**Objective**: Reproduce exactly the lines from the one containing "Read out every word on this page." through the last line of the records below, both included. Leave out any pictures.

# start of Data supplied

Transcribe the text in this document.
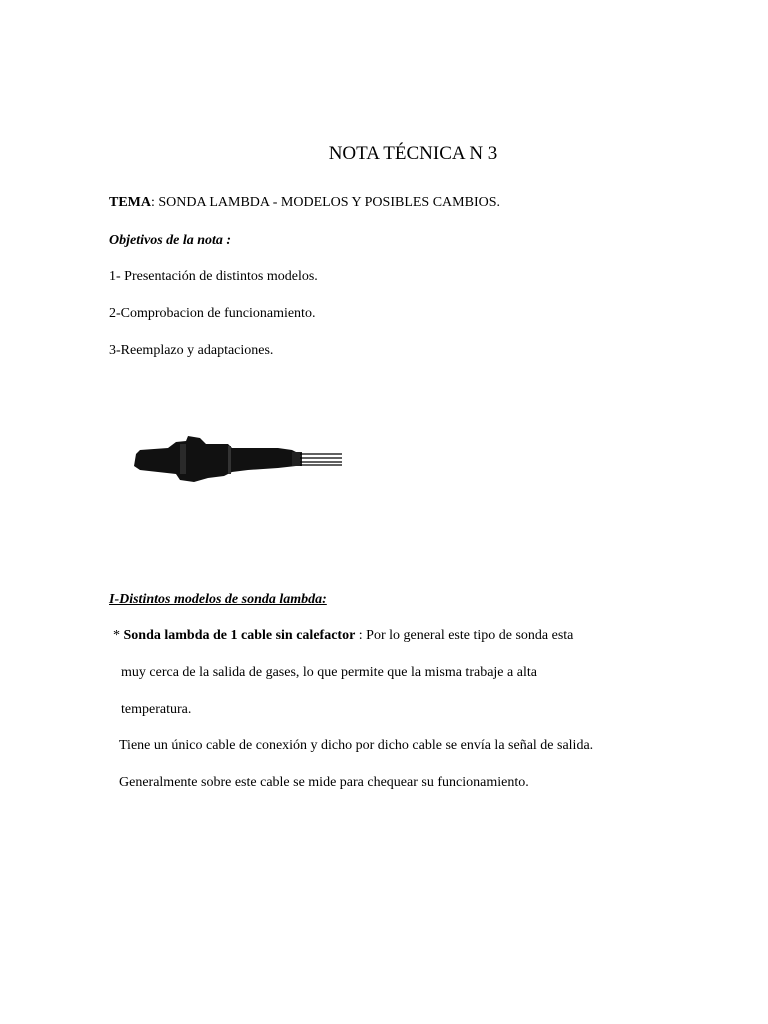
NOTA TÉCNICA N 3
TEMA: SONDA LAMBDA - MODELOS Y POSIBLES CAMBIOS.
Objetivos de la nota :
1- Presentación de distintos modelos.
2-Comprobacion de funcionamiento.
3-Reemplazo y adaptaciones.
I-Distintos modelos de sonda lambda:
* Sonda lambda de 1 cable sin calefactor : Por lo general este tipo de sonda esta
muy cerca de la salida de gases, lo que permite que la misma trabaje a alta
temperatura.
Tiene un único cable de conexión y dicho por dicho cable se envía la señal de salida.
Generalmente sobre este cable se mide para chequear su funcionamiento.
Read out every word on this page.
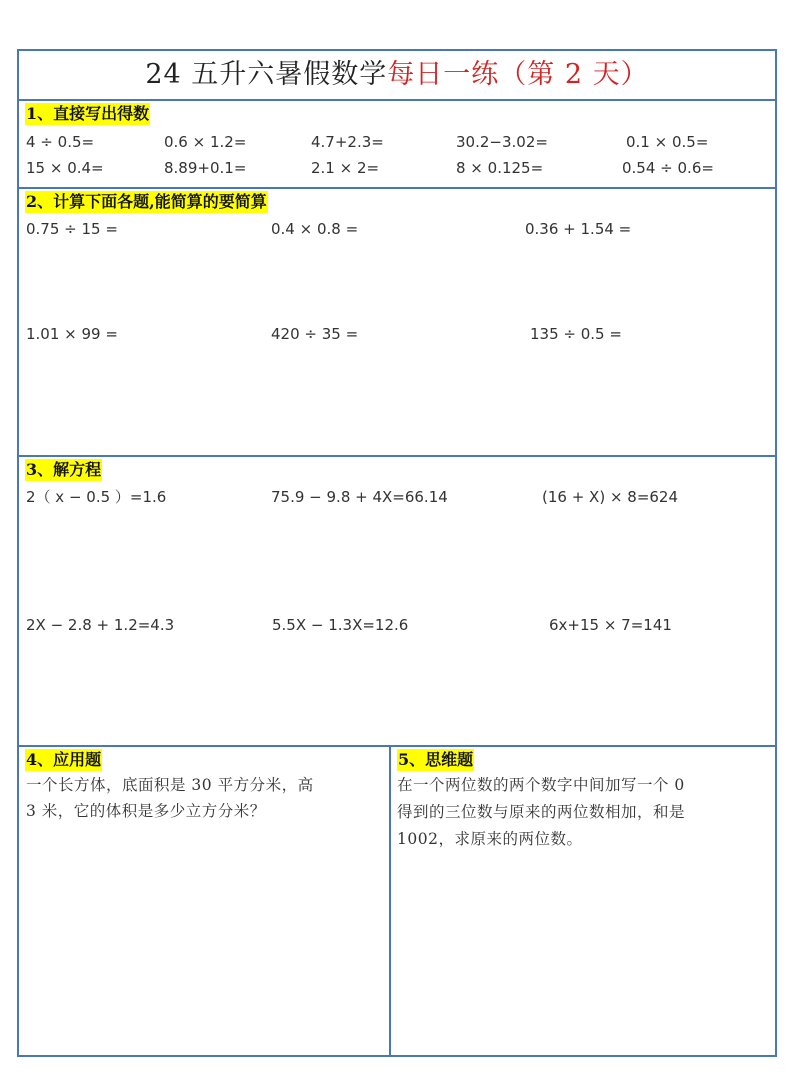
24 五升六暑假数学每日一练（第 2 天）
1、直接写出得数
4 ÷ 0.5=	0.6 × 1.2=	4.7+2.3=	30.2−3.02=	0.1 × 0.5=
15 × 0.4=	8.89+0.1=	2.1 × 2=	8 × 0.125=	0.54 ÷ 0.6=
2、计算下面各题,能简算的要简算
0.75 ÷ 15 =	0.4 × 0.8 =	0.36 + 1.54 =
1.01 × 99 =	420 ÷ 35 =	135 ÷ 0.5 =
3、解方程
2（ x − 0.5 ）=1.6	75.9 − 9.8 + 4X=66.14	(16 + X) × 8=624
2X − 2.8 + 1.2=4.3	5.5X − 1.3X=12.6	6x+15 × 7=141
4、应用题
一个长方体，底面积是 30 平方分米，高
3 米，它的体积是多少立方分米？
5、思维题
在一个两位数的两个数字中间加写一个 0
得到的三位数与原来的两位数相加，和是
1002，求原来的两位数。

# end of Data supplied

**Answer**:
Read out every word on this page.
24 五升六暑假数学每日一练（第 2 天）
1、直接写出得数
4 ÷ 0.5=	0.6 × 1.2=	4.7+2.3=	30.2−3.02=	0.1 × 0.5=
15 × 0.4=	8.89+0.1=	2.1 × 2=	8 × 0.125=	0.54 ÷ 0.6=
2、计算下面各题,能简算的要简算
0.75 ÷ 15 =	0.4 × 0.8 =	0.36 + 1.54 =
1.01 × 99 =	420 ÷ 35 =	135 ÷ 0.5 =
3、解方程
2（ x − 0.5 ）=1.6	75.9 − 9.8 + 4X=66.14	(16 + X) × 8=624
2X − 2.8 + 1.2=4.3	5.5X − 1.3X=12.6	6x+15 × 7=141
4、应用题
一个长方体，底面积是 30 平方分米，高
3 米，它的体积是多少立方分米？
5、思维题
在一个两位数的两个数字中间加写一个 0
得到的三位数与原来的两位数相加，和是
1002，求原来的两位数。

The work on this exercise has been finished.